• What to do: Which lines hold the word "forme"? Show each of them.

┄┄┄┄┄┄┄┄┄┄

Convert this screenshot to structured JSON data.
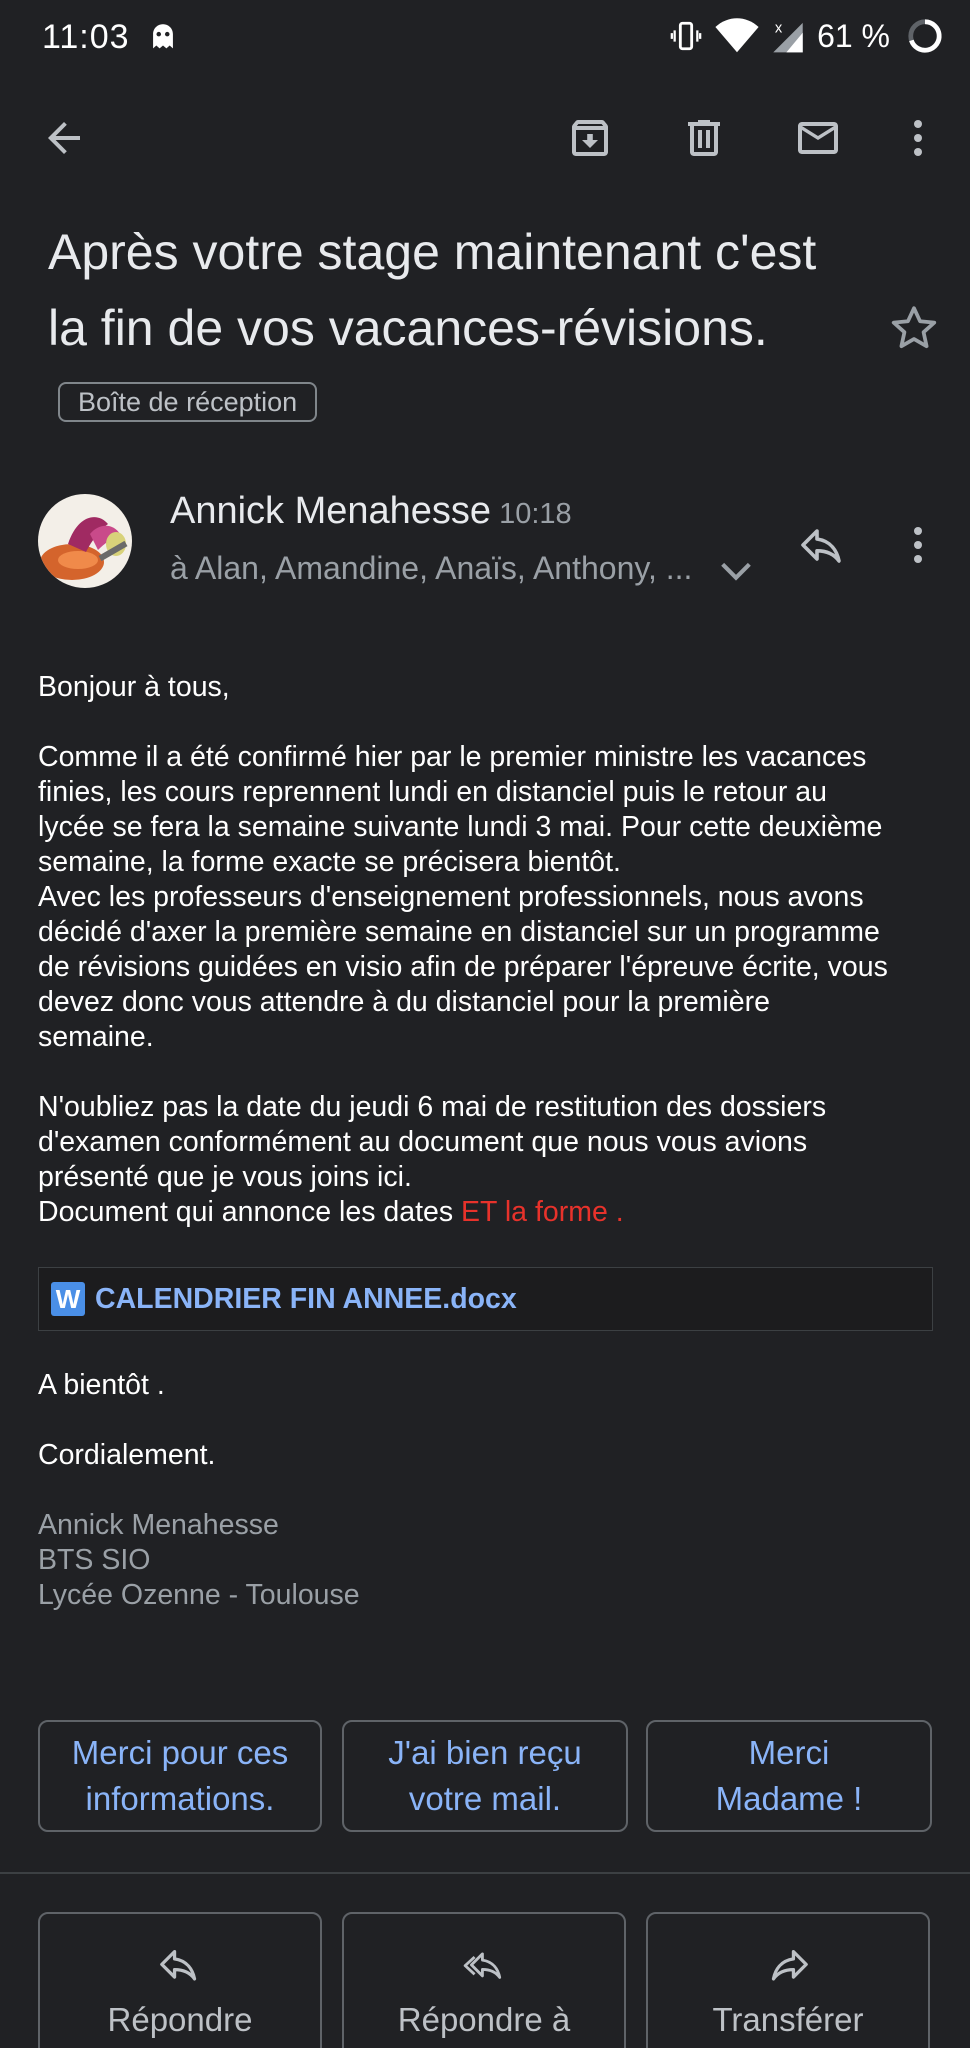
{
  "status_bar": {
    "time": "11:03",
    "battery": "61 %",
    "icons": [
      "ghost-icon",
      "vibrate-icon",
      "wifi-icon",
      "signal-icon",
      "battery-ring-icon"
    ]
  },
  "toolbar": {
    "icons": [
      "back-arrow-icon",
      "archive-icon",
      "delete-icon",
      "mark-unread-icon",
      "more-vert-icon"
    ]
  },
  "email": {
    "subject": "Après votre stage maintenant c'est la fin de vos vacances-révisions.",
    "label": "Boîte de réception",
    "sender": "Annick Menahesse",
    "time": "10:18",
    "recipients": "à Alan, Amandine, Anaïs, Anthony, ...",
    "greeting": "Bonjour à tous,",
    "para1_lines": [
      "Comme il a été confirmé hier par le premier ministre les vacances",
      "finies, les cours reprennent  lundi en distanciel puis le retour au",
      "lycée se fera la semaine suivante lundi 3 mai. Pour cette deuxième",
      "semaine, la forme exacte se précisera bientôt.",
      "Avec les professeurs d'enseignement professionnels, nous avons",
      "décidé d'axer la première semaine en distanciel sur un programme",
      "de révisions guidées en visio afin de préparer l'épreuve écrite, vous",
      "devez donc vous attendre à du distanciel pour la première",
      "semaine."
    ],
    "para2_lines": [
      "N'oubliez pas la date du jeudi 6 mai de restitution des dossiers",
      "d'examen conformément au document que nous vous avions",
      "présenté que je vous joins ici."
    ],
    "doc_line_prefix": "Document qui annonce les dates ",
    "doc_line_highlight": "ET la forme .",
    "attachment": {
      "icon_letter": "W",
      "name": "CALENDRIER FIN ANNEE.docx"
    },
    "closing1": "A bientôt .",
    "closing2": "Cordialement.",
    "signature": [
      "Annick Menahesse",
      "BTS SIO",
      "Lycée Ozenne - Toulouse"
    ]
  },
  "smart_replies": [
    [
      "Merci pour ces",
      "informations."
    ],
    [
      "J'ai bien reçu",
      "votre mail."
    ],
    [
      "Merci",
      "Madame !"
    ]
  ],
  "actions": {
    "reply": "Répondre",
    "reply_all": "Répondre à",
    "forward": "Transférer"
  },
  "colors": {
    "background": "#202124",
    "link": "#8ab4f8",
    "highlight_red": "#e8322b"
  }
}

┄┄┄┄┄┄┄┄┄┄

• Complete output:
      "semaine, la forme exacte se précisera bientôt.",
    "doc_line_highlight": "ET la forme .",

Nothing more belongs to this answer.